- Material for this task -
'''

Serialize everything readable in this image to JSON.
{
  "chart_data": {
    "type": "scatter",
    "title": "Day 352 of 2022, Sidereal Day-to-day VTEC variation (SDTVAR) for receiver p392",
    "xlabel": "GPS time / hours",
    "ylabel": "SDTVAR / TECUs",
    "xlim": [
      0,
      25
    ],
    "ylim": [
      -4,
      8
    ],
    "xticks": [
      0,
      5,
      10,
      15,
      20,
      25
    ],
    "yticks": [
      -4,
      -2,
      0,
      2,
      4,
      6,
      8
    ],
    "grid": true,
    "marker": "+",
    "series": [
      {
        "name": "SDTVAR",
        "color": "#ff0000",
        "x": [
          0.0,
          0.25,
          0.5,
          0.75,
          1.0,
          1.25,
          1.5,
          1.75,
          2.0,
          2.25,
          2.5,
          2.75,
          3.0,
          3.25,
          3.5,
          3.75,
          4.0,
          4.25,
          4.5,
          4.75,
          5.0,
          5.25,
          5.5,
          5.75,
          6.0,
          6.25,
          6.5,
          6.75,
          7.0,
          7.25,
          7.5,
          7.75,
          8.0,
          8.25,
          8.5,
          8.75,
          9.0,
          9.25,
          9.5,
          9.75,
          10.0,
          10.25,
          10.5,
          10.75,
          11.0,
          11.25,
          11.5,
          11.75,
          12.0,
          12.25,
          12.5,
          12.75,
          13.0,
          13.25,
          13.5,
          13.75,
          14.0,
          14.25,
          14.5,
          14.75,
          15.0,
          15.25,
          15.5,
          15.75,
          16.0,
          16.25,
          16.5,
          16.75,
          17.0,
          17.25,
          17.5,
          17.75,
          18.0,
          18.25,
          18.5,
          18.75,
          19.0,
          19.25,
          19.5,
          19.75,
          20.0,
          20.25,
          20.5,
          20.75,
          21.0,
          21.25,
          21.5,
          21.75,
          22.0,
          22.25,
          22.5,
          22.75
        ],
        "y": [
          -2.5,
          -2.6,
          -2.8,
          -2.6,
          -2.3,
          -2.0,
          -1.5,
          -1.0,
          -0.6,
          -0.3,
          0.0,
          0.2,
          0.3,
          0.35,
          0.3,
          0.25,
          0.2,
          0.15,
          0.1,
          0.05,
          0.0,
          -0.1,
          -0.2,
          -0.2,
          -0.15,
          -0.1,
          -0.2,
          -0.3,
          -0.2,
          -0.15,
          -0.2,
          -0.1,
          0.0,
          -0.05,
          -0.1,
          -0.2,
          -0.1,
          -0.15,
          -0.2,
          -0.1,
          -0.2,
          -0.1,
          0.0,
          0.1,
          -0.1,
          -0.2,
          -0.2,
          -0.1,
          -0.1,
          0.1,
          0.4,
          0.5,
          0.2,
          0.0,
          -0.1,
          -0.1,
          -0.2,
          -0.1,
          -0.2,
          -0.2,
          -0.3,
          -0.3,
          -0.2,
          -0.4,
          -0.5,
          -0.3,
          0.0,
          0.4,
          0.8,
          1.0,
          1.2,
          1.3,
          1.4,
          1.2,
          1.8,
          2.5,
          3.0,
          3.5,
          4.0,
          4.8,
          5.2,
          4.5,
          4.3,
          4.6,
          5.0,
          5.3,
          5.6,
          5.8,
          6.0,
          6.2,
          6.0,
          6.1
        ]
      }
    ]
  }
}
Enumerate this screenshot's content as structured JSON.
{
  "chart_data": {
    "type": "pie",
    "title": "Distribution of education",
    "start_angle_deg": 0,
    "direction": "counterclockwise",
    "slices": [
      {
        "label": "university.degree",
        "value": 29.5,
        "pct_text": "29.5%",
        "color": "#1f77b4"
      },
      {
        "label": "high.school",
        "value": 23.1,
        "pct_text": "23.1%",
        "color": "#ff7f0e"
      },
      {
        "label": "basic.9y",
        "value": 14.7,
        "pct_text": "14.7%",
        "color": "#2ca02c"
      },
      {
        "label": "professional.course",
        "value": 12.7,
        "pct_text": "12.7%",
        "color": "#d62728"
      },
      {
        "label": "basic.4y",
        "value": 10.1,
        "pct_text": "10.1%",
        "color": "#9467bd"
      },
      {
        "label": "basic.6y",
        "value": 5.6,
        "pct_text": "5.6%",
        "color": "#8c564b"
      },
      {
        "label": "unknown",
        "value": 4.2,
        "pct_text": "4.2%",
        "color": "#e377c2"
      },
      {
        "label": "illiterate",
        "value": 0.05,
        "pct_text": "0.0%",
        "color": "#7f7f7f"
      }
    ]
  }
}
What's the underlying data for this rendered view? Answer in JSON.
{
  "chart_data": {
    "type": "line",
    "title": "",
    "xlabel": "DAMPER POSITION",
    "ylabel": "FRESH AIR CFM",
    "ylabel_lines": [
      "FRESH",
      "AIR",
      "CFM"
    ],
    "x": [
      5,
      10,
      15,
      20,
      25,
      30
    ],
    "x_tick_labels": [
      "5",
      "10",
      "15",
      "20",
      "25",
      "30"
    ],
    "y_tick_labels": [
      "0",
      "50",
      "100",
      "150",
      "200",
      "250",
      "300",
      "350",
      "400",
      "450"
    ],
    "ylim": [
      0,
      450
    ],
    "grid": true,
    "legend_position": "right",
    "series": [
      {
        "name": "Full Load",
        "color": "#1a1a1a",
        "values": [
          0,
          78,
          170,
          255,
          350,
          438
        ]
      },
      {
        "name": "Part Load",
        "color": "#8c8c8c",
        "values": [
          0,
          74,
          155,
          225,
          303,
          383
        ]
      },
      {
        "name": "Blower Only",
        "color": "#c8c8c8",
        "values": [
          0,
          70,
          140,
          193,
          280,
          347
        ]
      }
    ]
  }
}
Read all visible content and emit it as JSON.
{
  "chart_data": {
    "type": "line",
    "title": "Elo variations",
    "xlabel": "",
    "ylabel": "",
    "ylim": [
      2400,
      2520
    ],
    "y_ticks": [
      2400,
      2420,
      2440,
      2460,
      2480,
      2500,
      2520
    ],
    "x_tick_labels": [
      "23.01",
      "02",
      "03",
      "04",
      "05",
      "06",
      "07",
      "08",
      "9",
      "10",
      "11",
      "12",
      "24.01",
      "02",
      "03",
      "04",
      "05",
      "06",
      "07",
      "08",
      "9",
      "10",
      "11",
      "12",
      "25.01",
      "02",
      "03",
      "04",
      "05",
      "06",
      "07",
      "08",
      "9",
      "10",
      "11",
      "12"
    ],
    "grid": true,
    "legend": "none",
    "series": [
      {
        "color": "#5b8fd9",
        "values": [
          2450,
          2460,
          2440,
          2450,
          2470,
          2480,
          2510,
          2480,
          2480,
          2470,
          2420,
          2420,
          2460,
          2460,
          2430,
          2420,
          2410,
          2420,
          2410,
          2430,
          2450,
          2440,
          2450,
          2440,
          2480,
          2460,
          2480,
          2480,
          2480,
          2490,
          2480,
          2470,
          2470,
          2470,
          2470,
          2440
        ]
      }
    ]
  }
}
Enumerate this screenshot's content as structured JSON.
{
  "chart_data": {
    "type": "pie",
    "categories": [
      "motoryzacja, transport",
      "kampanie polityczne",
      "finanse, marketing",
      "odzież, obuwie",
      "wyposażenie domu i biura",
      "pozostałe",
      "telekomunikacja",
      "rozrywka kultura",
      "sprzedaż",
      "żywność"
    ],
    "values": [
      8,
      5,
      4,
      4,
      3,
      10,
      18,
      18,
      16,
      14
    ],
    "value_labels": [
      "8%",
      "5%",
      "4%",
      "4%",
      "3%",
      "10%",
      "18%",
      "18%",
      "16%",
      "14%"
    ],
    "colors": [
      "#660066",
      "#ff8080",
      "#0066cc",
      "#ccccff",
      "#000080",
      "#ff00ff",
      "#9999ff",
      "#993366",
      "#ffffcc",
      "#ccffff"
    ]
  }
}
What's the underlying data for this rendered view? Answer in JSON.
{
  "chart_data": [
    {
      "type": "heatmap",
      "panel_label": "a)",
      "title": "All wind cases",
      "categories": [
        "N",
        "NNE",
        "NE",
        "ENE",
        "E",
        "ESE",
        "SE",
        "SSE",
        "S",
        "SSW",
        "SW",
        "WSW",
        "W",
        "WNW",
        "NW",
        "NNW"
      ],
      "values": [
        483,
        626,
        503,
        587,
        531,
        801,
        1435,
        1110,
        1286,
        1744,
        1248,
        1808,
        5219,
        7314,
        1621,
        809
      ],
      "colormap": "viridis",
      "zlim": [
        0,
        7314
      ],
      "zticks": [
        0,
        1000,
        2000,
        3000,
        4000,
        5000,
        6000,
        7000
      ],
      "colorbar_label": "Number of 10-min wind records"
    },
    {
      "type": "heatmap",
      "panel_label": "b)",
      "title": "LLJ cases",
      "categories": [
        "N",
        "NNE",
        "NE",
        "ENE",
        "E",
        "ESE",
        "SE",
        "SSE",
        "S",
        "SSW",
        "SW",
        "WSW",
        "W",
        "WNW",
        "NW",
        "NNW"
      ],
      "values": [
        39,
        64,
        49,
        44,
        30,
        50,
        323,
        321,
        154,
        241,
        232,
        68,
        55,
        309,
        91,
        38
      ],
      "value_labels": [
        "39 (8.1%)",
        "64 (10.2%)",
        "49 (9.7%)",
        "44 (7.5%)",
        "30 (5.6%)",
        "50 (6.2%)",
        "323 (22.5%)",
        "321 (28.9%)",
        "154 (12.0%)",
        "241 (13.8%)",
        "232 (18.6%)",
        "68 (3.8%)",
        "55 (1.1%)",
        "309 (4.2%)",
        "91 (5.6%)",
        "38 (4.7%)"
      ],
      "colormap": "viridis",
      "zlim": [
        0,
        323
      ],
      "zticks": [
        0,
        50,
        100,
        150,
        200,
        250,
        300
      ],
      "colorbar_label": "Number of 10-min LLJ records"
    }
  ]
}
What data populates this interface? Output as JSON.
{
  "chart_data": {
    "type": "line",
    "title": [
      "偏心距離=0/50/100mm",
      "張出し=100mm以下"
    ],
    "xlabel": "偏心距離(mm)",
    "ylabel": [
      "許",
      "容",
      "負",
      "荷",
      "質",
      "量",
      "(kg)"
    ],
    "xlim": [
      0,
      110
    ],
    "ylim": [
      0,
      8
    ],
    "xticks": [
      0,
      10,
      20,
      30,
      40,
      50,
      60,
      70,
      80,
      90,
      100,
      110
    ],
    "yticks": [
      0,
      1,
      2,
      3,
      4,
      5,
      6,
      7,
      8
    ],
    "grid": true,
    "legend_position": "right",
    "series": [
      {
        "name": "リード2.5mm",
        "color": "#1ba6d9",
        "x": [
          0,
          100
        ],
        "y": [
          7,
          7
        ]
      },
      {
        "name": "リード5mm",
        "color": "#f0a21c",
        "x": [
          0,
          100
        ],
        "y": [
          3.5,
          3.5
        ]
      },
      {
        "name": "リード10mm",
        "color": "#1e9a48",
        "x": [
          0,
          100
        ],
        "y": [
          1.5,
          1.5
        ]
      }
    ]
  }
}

'''

- Objective -
Examine the records and pull out every line where the string "basic" occurs.

- Exercise solution -
        "label": "basic.9y",
        "label": "basic.4y",
        "label": "basic.6y",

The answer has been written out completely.